Dataset records —
** begin **
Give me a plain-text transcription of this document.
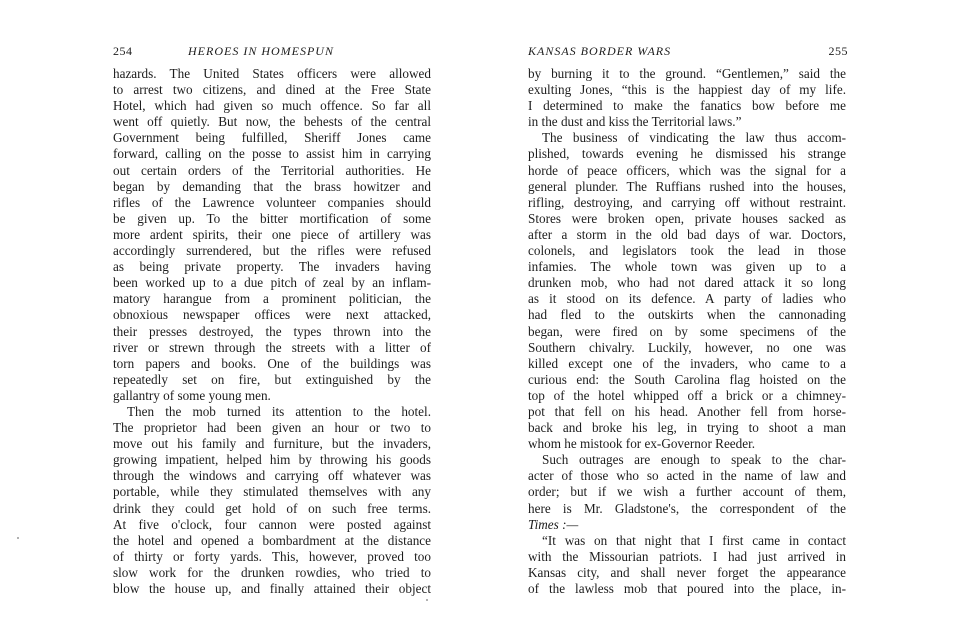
254	HEROES IN HOMESPUN
hazards. The United States officers were allowed
to arrest two citizens, and dined at the Free State
Hotel, which had given so much offence. So far all
went off quietly. But now, the behests of the central
Government being fulfilled, Sheriff Jones came
forward, calling on the posse to assist him in carrying
out certain orders of the Territorial authorities. He
began by demanding that the brass howitzer and
rifles of the Lawrence volunteer companies should
be given up. To the bitter mortification of some
more ardent spirits, their one piece of artillery was
accordingly surrendered, but the rifles were refused
as being private property. The invaders having
been worked up to a due pitch of zeal by an inflam-
matory harangue from a prominent politician, the
obnoxious newspaper offices were next attacked,
their presses destroyed, the types thrown into the
river or strewn through the streets with a litter of
torn papers and books. One of the buildings was
repeatedly set on fire, but extinguished by the
gallantry of some young men.
Then the mob turned its attention to the hotel.
The proprietor had been given an hour or two to
move out his family and furniture, but the invaders,
growing impatient, helped him by throwing his goods
through the windows and carrying off whatever was
portable, while they stimulated themselves with any
drink they could get hold of on such free terms.
At five o'clock, four cannon were posted against
the hotel and opened a bombardment at the distance
of thirty or forty yards. This, however, proved too
slow work for the drunken rowdies, who tried to
blow the house up, and finally attained their object
KANSAS BORDER WARS	255
by burning it to the ground. “Gentlemen,” said the
exulting Jones, “this is the happiest day of my life.
I determined to make the fanatics bow before me
in the dust and kiss the Territorial laws.”
The business of vindicating the law thus accom-
plished, towards evening he dismissed his strange
horde of peace officers, which was the signal for a
general plunder. The Ruffians rushed into the houses,
rifling, destroying, and carrying off without restraint.
Stores were broken open, private houses sacked as
after a storm in the old bad days of war. Doctors,
colonels, and legislators took the lead in those
infamies. The whole town was given up to a
drunken mob, who had not dared attack it so long
as it stood on its defence. A party of ladies who
had fled to the outskirts when the cannonading
began, were fired on by some specimens of the
Southern chivalry. Luckily, however, no one was
killed except one of the invaders, who came to a
curious end: the South Carolina flag hoisted on the
top of the hotel whipped off a brick or a chimney-
pot that fell on his head. Another fell from horse-
back and broke his leg, in trying to shoot a man
whom he mistook for ex-Governor Reeder.
Such outrages are enough to speak to the char-
acter of those who so acted in the name of law and
order; but if we wish a further account of them,
here is Mr. Gladstone's, the correspondent of the
Times :—
“It was on that night that I first came in contact
with the Missourian patriots. I had just arrived in
Kansas city, and shall never forget the appearance
of the lawless mob that poured into the place, in-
** end **
EXERCISE GOAL —
Quote the material exactly. Pictures stay out.

RIGHT ANSWER —
Give me a plain-text transcription of this document.
254	HEROES IN HOMESPUN
hazards. The United States officers were allowed
to arrest two citizens, and dined at the Free State
Hotel, which had given so much offence. So far all
went off quietly. But now, the behests of the central
Government being fulfilled, Sheriff Jones came
forward, calling on the posse to assist him in carrying
out certain orders of the Territorial authorities. He
began by demanding that the brass howitzer and
rifles of the Lawrence volunteer companies should
be given up. To the bitter mortification of some
more ardent spirits, their one piece of artillery was
accordingly surrendered, but the rifles were refused
as being private property. The invaders having
been worked up to a due pitch of zeal by an inflam-
matory harangue from a prominent politician, the
obnoxious newspaper offices were next attacked,
their presses destroyed, the types thrown into the
river or strewn through the streets with a litter of
torn papers and books. One of the buildings was
repeatedly set on fire, but extinguished by the
gallantry of some young men.
Then the mob turned its attention to the hotel.
The proprietor had been given an hour or two to
move out his family and furniture, but the invaders,
growing impatient, helped him by throwing his goods
through the windows and carrying off whatever was
portable, while they stimulated themselves with any
drink they could get hold of on such free terms.
At five o'clock, four cannon were posted against
the hotel and opened a bombardment at the distance
of thirty or forty yards. This, however, proved too
slow work for the drunken rowdies, who tried to
blow the house up, and finally attained their object
KANSAS BORDER WARS	255
by burning it to the ground. “Gentlemen,” said the
exulting Jones, “this is the happiest day of my life.
I determined to make the fanatics bow before me
in the dust and kiss the Territorial laws.”
The business of vindicating the law thus accom-
plished, towards evening he dismissed his strange
horde of peace officers, which was the signal for a
general plunder. The Ruffians rushed into the houses,
rifling, destroying, and carrying off without restraint.
Stores were broken open, private houses sacked as
after a storm in the old bad days of war. Doctors,
colonels, and legislators took the lead in those
infamies. The whole town was given up to a
drunken mob, who had not dared attack it so long
as it stood on its defence. A party of ladies who
had fled to the outskirts when the cannonading
began, were fired on by some specimens of the
Southern chivalry. Luckily, however, no one was
killed except one of the invaders, who came to a
curious end: the South Carolina flag hoisted on the
top of the hotel whipped off a brick or a chimney-
pot that fell on his head. Another fell from horse-
back and broke his leg, in trying to shoot a man
whom he mistook for ex-Governor Reeder.
Such outrages are enough to speak to the char-
acter of those who so acted in the name of law and
order; but if we wish a further account of them,
here is Mr. Gladstone's, the correspondent of the
Times :—
“It was on that night that I first came in contact
with the Missourian patriots. I had just arrived in
Kansas city, and shall never forget the appearance
of the lawless mob that poured into the place, in-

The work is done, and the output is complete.